(Recorded data)
.....

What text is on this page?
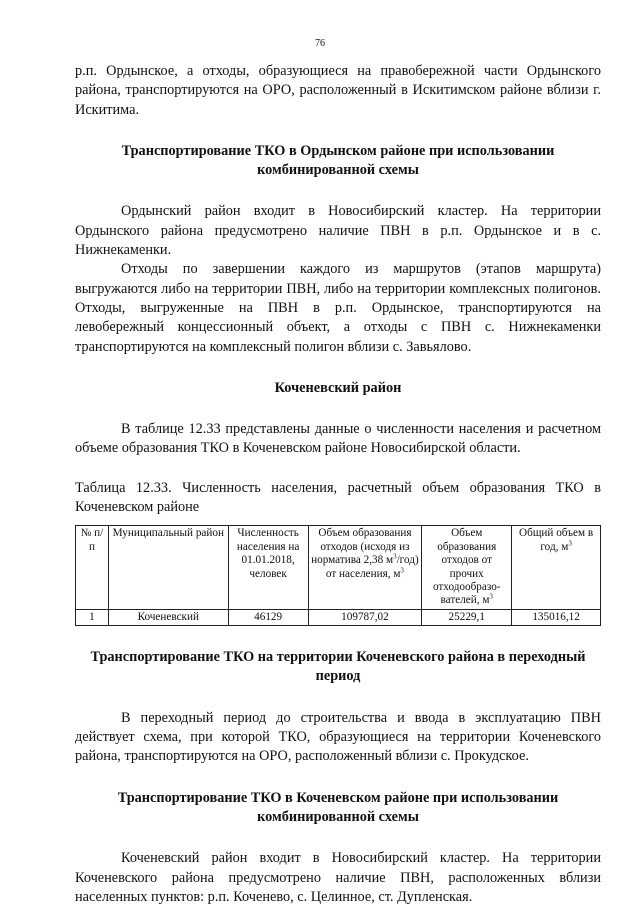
76

р.п. Ордынское, а отходы, образующиеся на правобережной части Ордынского района, транспортируются на ОРО, расположенный в Искитимском районе вблизи г. Искитима.

Транспортирование ТКО в Ордынском районе при использовании комбинированной схемы

Ордынский район входит в Новосибирский кластер. На территории Ордынского района предусмотрено наличие ПВН в р.п. Ордынское и в с. Нижнекаменки.

Отходы по завершении каждого из маршрутов (этапов маршрута) выгружаются либо на территории ПВН, либо на территории комплексных полигонов. Отходы, выгруженные на ПВН в р.п. Ордынское, транспортируются на левобережный концессионный объект, а отходы с ПВН с. Нижнекаменки транспортируются на комплексный полигон вблизи с. Завьялово.

Коченевский район

В таблице 12.33 представлены данные о численности населения и расчетном объеме образования ТКО в Коченевском районе Новосибирской области.

Таблица 12.33. Численность населения, расчетный объем образования ТКО в Коченевском районе

№ п/п	Муниципальный район	Численность населения на 01.01.2018, человек	Объем образования отходов (исходя из норматива 2,38 $м^3/год$) от населения, $м^3$	Объем образования отходов от прочих отходообразо-вателей, $м^3$	Общий объем в год, $м^3$
1	Коченевский	46129	109787,02	25229,1	135016,12
Транспортирование ТКО на территории Коченевского района в переходный период

В переходный период до строительства и ввода в эксплуатацию ПВН действует схема, при которой ТКО, образующиеся на территории Коченевского района, транспортируются на ОРО, расположенный вблизи с. Прокудское.

Транспортирование ТКО в Коченевском районе при использовании комбинированной схемы

Коченевский район входит в Новосибирский кластер. На территории Коченевского района предусмотрено наличие ПВН, расположенных вблизи населенных пунктов: р.п. Коченево, с. Целинное, ст. Дупленская.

.....

Quote every line word for word and keep the images out of the copy.

What text is on this page?
76

р.п. Ордынское, а отходы, образующиеся на правобережной части Ордынского района, транспортируются на ОРО, расположенный в Искитимском районе вблизи г. Искитима.

Транспортирование ТКО в Ордынском районе при использовании комбинированной схемы

Ордынский район входит в Новосибирский кластер. На территории Ордынского района предусмотрено наличие ПВН в р.п. Ордынское и в с. Нижнекаменки.

Отходы по завершении каждого из маршрутов (этапов маршрута) выгружаются либо на территории ПВН, либо на территории комплексных полигонов. Отходы, выгруженные на ПВН в р.п. Ордынское, транспортируются на левобережный концессионный объект, а отходы с ПВН с. Нижнекаменки транспортируются на комплексный полигон вблизи с. Завьялово.

Коченевский район

В таблице 12.33 представлены данные о численности населения и расчетном объеме образования ТКО в Коченевском районе Новосибирской области.

Таблица 12.33. Численность населения, расчетный объем образования ТКО в Коченевском районе

№ п/п	Муниципальный район	Численность населения на 01.01.2018, человек	Объем образования отходов (исходя из норматива 2,38 $м^3/год$) от населения, $м^3$	Объем образования отходов от прочих отходообразо-вателей, $м^3$	Общий объем в год, $м^3$
1	Коченевский	46129	109787,02	25229,1	135016,12
Транспортирование ТКО на территории Коченевского района в переходный период

В переходный период до строительства и ввода в эксплуатацию ПВН действует схема, при которой ТКО, образующиеся на территории Коченевского района, транспортируются на ОРО, расположенный вблизи с. Прокудское.

Транспортирование ТКО в Коченевском районе при использовании комбинированной схемы

Коченевский район входит в Новосибирский кластер. На территории Коченевского района предусмотрено наличие ПВН, расположенных вблизи населенных пунктов: р.п. Коченево, с. Целинное, ст. Дупленская.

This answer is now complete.